***** Raw data

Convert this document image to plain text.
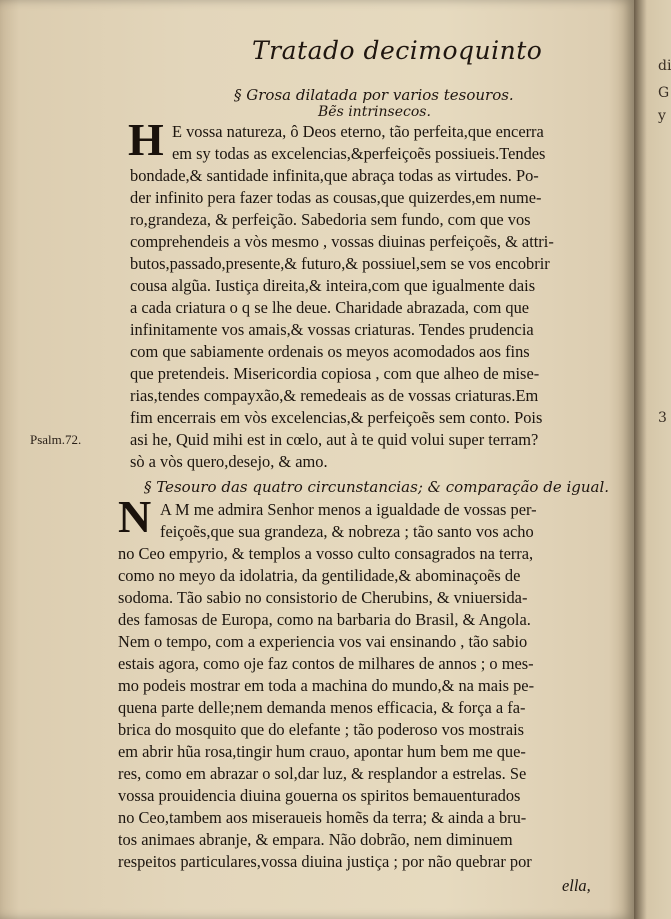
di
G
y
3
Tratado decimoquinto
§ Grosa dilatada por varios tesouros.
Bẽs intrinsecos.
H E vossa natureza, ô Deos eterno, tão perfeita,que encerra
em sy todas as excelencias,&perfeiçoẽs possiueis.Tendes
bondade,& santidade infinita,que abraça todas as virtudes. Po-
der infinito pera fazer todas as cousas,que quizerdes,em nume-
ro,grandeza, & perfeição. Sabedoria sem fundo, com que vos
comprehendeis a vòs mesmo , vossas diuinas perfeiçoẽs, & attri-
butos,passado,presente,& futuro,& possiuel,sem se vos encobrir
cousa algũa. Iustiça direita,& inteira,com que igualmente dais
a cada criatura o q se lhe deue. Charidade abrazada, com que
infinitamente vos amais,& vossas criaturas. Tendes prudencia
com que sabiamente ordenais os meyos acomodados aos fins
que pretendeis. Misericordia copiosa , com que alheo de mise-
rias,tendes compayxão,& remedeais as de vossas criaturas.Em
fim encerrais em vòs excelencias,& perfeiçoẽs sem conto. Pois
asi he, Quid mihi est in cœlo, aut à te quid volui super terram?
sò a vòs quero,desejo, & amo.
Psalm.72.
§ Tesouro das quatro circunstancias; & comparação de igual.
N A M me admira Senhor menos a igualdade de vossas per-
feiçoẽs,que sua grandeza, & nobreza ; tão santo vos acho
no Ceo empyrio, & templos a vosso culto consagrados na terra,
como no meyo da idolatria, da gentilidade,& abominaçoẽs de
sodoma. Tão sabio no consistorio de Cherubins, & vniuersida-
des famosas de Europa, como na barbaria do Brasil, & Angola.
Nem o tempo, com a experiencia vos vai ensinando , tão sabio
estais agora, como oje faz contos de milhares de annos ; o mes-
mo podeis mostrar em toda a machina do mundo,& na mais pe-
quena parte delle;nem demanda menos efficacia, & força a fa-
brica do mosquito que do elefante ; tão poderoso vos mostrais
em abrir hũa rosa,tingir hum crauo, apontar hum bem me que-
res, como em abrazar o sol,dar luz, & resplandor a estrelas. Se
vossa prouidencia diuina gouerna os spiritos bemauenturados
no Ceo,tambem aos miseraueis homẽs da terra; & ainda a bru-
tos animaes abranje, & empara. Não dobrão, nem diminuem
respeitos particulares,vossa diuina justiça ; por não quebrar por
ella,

**********
***** Raw data

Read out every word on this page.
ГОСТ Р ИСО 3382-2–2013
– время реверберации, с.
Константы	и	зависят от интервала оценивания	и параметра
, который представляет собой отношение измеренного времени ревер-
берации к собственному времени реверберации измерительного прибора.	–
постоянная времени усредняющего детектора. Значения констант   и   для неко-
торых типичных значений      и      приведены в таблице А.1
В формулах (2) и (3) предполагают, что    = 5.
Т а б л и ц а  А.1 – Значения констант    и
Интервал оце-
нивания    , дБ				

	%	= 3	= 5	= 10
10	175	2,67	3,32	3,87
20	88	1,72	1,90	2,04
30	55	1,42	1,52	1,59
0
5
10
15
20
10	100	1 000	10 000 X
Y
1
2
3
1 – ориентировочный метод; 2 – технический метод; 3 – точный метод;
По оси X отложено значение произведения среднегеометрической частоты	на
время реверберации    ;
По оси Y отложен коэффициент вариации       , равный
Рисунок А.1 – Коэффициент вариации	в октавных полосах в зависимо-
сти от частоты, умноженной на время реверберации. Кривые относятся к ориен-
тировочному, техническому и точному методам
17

**********
***** Raw data

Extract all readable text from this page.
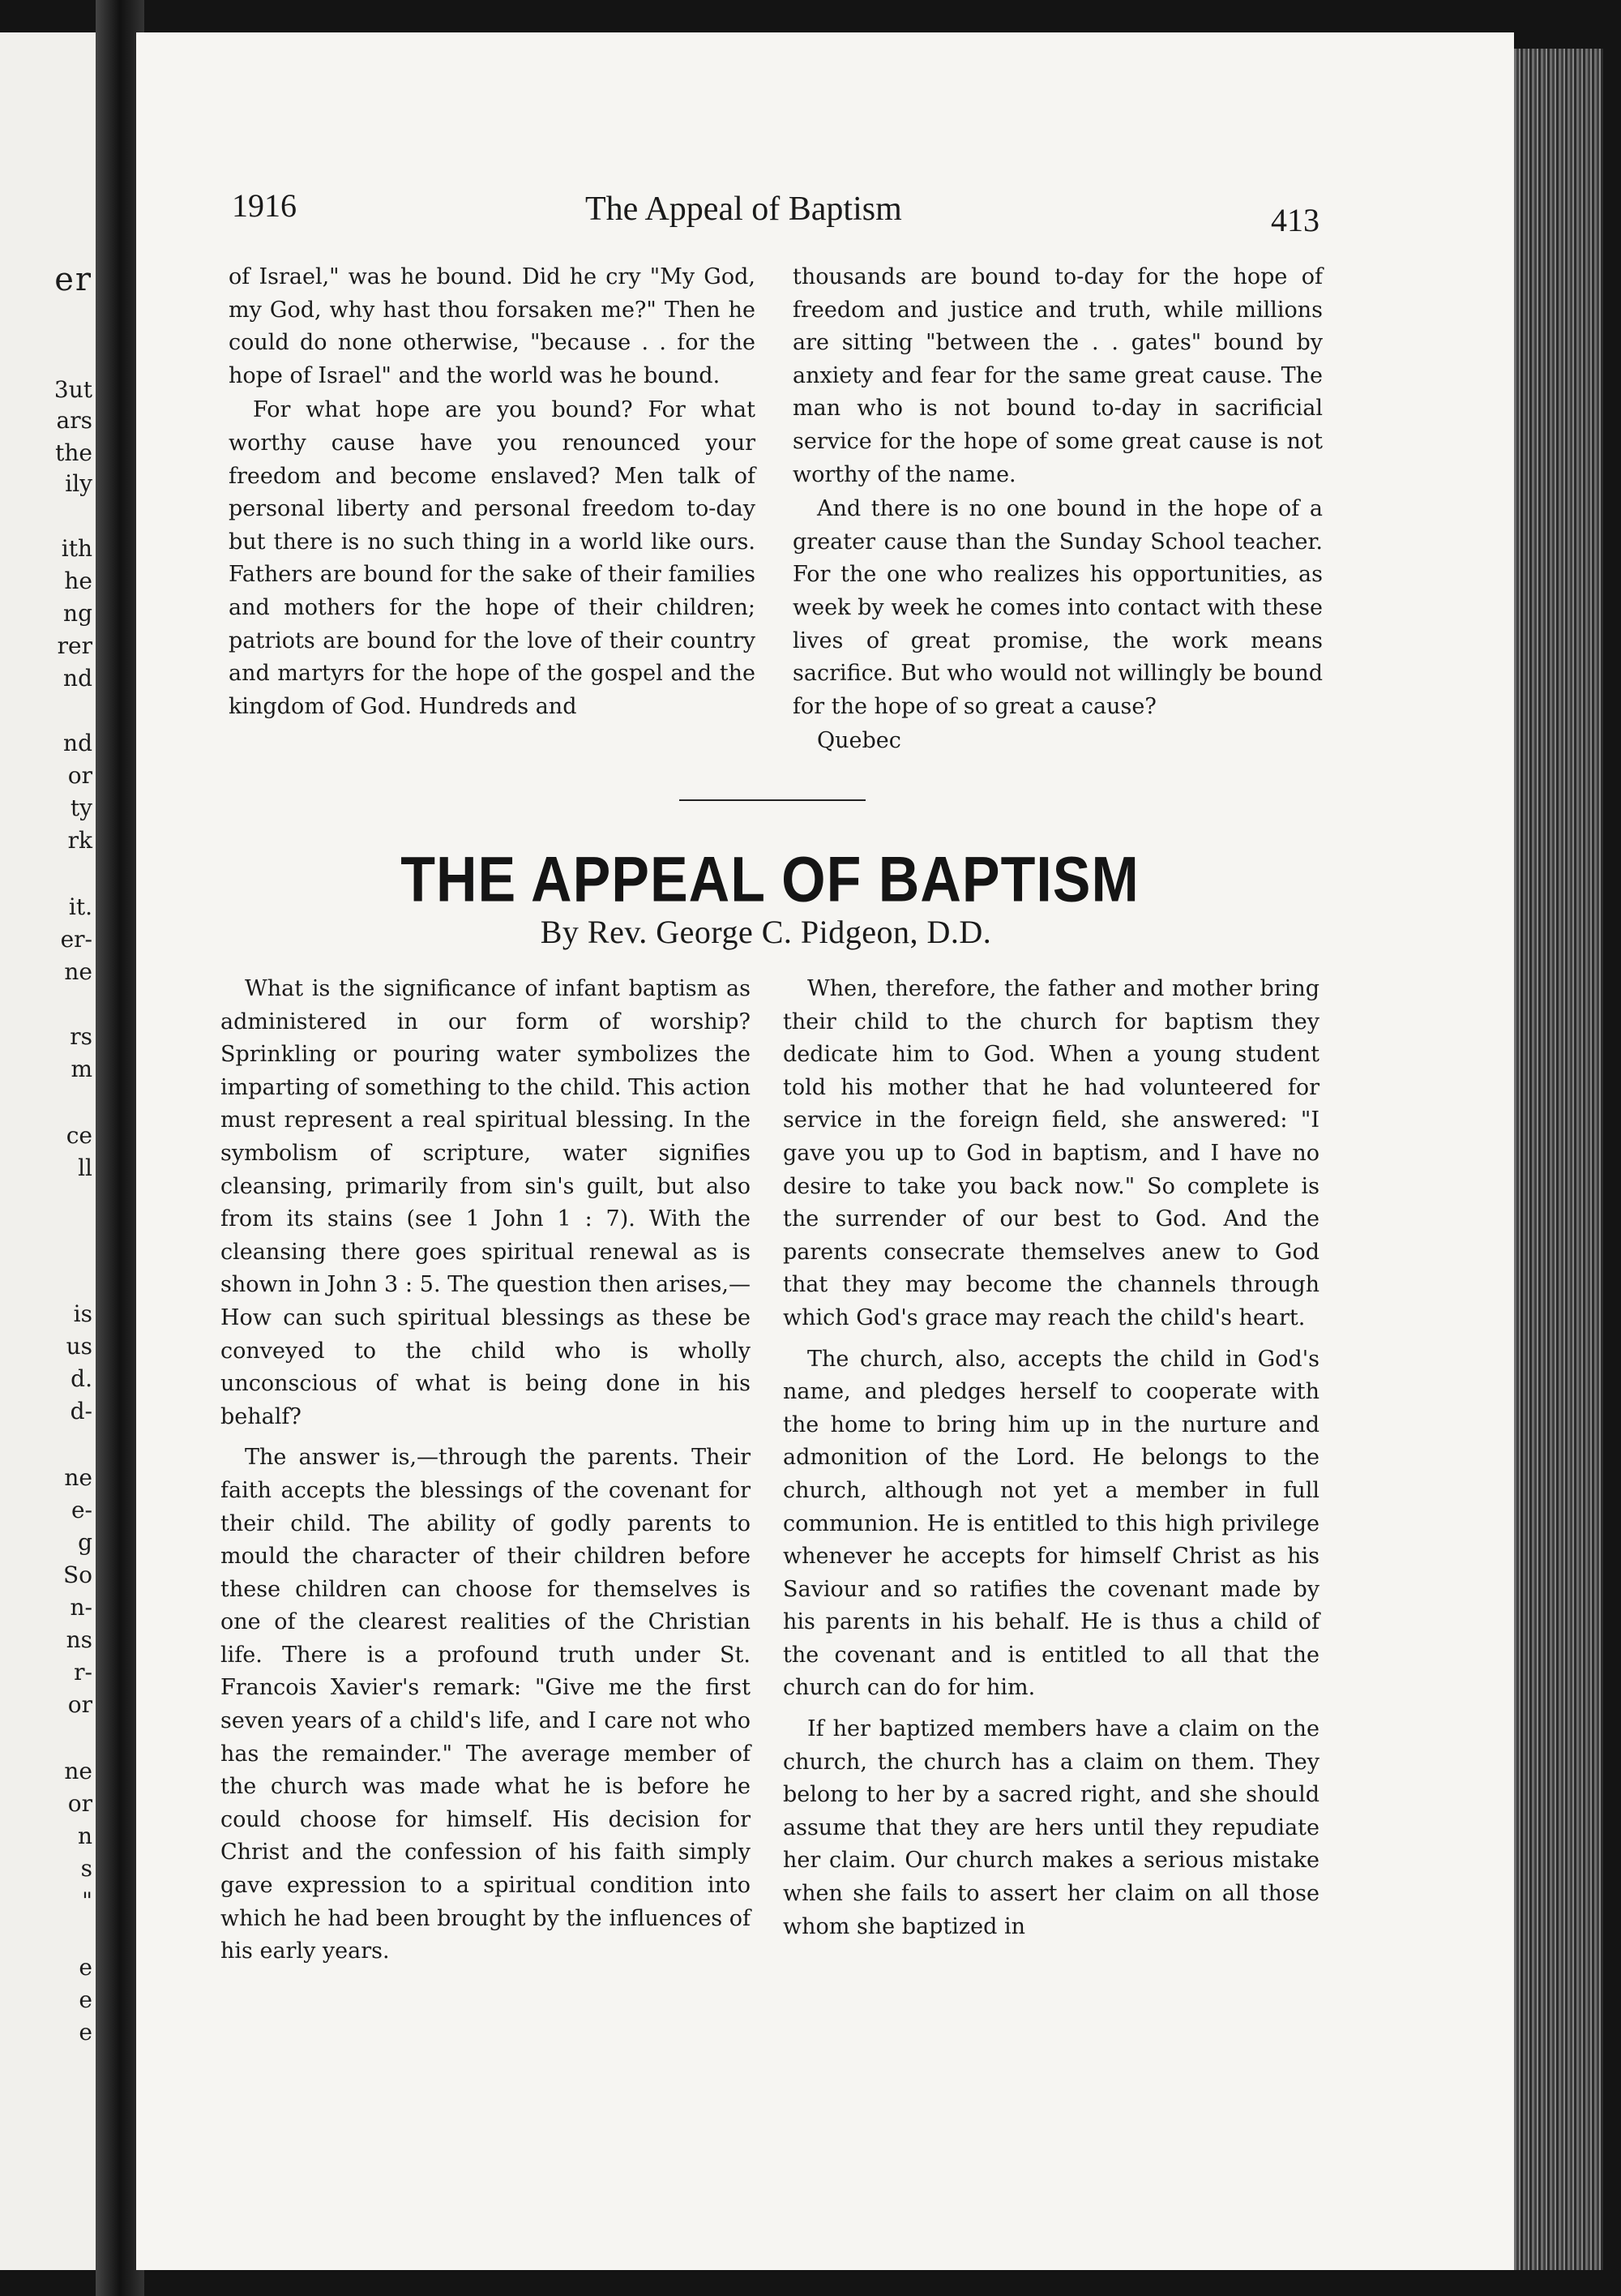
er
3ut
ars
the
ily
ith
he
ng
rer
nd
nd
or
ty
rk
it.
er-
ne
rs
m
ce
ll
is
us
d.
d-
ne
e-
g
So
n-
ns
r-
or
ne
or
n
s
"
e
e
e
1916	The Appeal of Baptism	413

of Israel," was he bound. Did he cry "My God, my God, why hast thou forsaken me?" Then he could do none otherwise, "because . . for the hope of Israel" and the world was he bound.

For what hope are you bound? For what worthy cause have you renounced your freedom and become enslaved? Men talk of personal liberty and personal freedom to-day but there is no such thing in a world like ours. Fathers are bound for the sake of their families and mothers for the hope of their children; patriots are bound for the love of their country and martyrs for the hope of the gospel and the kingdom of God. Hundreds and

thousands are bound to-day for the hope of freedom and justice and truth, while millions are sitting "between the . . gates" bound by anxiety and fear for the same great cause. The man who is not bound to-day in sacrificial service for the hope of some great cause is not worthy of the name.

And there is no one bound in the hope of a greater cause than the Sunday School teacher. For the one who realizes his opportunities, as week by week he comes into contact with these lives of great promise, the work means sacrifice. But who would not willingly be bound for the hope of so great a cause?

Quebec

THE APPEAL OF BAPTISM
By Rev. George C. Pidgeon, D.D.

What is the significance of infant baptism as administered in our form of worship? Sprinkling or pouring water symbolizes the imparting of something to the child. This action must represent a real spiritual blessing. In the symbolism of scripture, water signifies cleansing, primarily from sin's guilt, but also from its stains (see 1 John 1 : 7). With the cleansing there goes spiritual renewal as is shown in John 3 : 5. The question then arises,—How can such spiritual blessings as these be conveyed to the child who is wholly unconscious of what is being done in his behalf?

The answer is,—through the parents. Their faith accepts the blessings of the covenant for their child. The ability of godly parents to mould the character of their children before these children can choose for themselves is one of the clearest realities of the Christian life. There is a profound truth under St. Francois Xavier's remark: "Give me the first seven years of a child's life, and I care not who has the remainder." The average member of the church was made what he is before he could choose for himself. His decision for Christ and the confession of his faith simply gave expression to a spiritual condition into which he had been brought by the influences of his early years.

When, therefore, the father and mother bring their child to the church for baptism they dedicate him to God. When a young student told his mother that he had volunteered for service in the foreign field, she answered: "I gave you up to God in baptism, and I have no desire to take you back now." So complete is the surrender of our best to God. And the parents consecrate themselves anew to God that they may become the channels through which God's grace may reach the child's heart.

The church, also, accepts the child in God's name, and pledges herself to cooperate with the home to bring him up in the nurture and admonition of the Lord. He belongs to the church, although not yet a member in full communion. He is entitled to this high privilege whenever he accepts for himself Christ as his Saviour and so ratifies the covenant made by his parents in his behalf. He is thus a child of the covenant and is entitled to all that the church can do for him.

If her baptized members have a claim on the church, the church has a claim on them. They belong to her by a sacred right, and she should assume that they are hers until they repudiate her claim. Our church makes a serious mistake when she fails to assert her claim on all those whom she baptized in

**********

◆ Written request
Copy out every line in the listing where the word "themselves" appears.

◆ Solution to this task
The answer is,—through the parents. Their faith accepts the blessings of the covenant for their child. The ability of godly parents to mould the character of their children before these children can choose for themselves is one of the clearest realities of the Christian life. There is a profound truth under St. Francois Xavier's remark: "Give me the first seven years of a child's life, and I care not who has the remainder." The average member of the church was made what he is before he could choose for himself. His decision for Christ and the confession of his faith simply gave expression to a spiritual condition into which he had been brought by the influences of his early years.
When, therefore, the father and mother bring their child to the church for baptism they dedicate him to God. When a young student told his mother that he had volunteered for service in the foreign field, she answered: "I gave you up to God in baptism, and I have no desire to take you back now." So complete is the surrender of our best to God. And the parents consecrate themselves anew to God that they may become the channels through which God's grace may reach the child's heart.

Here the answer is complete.